**INPUT DATA**
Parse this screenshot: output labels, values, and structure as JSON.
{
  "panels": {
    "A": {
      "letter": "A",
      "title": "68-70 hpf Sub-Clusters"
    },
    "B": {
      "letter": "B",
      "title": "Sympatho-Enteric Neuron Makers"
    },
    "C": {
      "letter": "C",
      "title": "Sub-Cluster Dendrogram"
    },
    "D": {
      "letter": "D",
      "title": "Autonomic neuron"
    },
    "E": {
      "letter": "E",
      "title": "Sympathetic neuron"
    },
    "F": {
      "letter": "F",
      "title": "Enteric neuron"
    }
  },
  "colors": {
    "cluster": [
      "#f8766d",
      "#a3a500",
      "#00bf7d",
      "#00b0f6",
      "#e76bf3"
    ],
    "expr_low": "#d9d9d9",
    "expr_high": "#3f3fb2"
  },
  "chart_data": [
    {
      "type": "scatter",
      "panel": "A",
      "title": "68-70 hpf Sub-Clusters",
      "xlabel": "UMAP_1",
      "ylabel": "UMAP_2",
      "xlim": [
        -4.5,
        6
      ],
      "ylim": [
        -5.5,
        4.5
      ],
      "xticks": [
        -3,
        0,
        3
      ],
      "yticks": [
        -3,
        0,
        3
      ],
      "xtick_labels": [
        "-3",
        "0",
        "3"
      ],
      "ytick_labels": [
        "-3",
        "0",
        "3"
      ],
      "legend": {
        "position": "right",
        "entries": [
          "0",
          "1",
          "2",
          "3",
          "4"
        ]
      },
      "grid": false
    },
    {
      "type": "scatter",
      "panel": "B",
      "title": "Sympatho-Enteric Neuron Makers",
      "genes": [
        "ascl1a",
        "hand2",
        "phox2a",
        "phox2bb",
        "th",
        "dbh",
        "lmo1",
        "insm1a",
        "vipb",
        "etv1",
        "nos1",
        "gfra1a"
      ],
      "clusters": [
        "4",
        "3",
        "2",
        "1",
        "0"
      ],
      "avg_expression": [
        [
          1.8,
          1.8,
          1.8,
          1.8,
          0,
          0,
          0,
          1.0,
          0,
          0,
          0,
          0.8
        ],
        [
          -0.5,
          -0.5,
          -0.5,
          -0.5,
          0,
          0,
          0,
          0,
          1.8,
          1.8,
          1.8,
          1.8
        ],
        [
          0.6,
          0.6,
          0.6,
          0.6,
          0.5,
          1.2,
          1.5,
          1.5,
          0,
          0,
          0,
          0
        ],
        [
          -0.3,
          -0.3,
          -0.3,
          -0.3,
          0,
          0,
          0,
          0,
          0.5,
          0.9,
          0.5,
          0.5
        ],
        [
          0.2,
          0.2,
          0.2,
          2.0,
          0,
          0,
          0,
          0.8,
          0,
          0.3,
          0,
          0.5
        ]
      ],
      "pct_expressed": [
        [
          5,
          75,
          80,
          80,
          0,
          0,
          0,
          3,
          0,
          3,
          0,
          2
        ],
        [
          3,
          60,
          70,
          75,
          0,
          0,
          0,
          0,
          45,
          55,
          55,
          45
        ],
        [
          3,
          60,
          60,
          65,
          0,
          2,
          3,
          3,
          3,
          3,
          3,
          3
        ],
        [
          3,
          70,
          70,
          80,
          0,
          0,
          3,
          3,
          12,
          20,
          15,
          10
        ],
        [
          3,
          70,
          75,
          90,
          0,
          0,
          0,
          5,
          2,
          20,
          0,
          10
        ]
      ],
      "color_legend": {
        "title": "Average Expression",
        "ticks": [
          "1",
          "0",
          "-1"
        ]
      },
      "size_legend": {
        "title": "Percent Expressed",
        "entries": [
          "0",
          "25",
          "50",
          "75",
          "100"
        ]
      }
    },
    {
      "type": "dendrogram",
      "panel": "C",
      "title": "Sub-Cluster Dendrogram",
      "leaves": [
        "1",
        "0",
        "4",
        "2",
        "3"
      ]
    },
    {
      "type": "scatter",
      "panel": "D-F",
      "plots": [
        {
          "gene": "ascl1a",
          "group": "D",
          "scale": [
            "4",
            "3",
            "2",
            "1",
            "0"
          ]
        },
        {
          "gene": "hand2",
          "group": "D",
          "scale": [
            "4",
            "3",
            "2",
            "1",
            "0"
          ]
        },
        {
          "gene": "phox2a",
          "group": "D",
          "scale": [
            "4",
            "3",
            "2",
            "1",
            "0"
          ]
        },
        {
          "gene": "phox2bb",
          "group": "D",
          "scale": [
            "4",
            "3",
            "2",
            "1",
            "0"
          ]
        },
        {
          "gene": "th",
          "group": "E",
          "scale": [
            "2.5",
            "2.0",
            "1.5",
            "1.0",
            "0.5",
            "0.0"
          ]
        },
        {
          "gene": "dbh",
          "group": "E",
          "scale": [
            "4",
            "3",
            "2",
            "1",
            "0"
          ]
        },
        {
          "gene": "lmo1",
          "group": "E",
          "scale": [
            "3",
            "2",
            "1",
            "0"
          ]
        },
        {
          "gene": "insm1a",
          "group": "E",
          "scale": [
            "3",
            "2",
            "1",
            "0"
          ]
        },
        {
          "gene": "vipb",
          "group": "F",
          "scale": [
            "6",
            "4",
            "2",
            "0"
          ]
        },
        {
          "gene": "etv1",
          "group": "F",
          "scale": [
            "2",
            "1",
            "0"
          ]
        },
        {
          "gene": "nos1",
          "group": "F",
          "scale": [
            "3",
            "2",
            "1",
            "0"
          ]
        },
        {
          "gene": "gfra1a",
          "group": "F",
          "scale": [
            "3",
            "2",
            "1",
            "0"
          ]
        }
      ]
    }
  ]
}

**WORK TO BE COMPLETED**
Reproduce every line of the records containing the string "Sympatho".

**SOLUTION TO THIS PROBLEM**
      "title": "Sympatho-Enteric Neuron Makers"
      "title": "Sympatho-Enteric Neuron Makers",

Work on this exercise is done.